GOAL »
Repeat all the material exactly; pictures stay out of your copy.

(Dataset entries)
++++++++++

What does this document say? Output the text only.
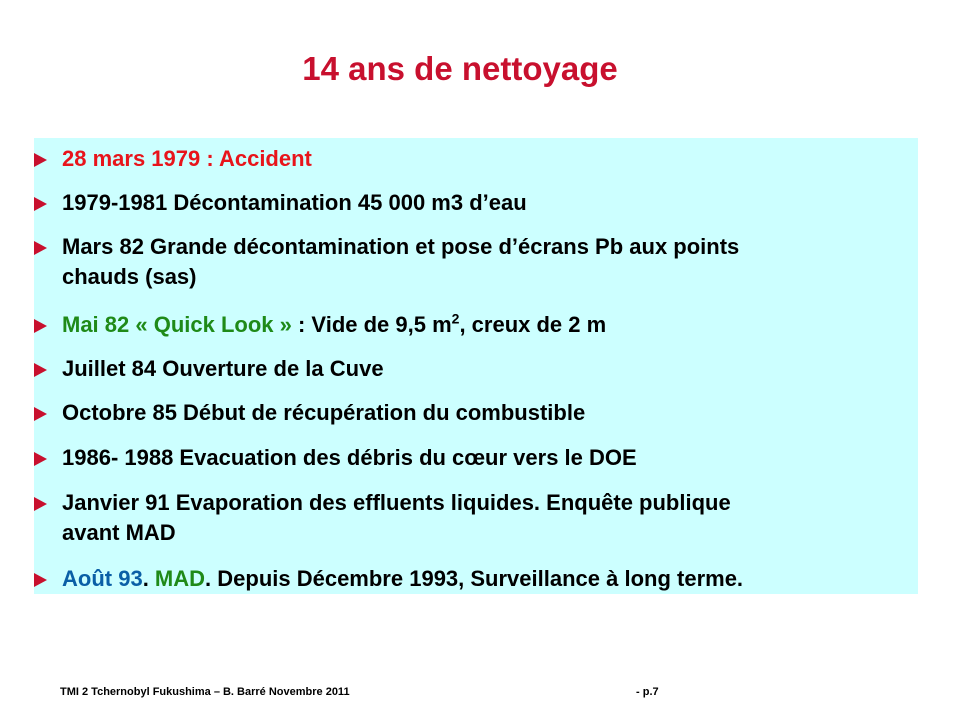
14 ans de nettoyage
28 mars 1979 : Accident
1979-1981 Décontamination 45 000 m3 d’eau
Mars 82 Grande décontamination et pose d’écrans Pb aux points
chauds (sas)
Mai 82 « Quick Look » : Vide de 9,5 $m^2$, creux de 2 m
Juillet 84 Ouverture de la Cuve
Octobre 85 Début de récupération du combustible
1986- 1988 Evacuation des débris du cœur vers le DOE
Janvier 91 Evaporation des effluents liquides. Enquête publique
avant MAD
Août 93. MAD. Depuis Décembre 1993, Surveillance à long terme.
TMI 2 Tchernobyl Fukushima – B. Barré Novembre 2011	- p.7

++++++++++

ANSWER »
What does this document say? Output the text only.
14 ans de nettoyage
28 mars 1979 : Accident
1979-1981 Décontamination 45 000 m3 d’eau
Mars 82 Grande décontamination et pose d’écrans Pb aux points
chauds (sas)
Mai 82 « Quick Look » : Vide de 9,5 $m^2$, creux de 2 m
Juillet 84 Ouverture de la Cuve
Octobre 85 Début de récupération du combustible
1986- 1988 Evacuation des débris du cœur vers le DOE
Janvier 91 Evaporation des effluents liquides. Enquête publique
avant MAD
Août 93. MAD. Depuis Décembre 1993, Surveillance à long terme.
TMI 2 Tchernobyl Fukushima – B. Barré Novembre 2011	- p.7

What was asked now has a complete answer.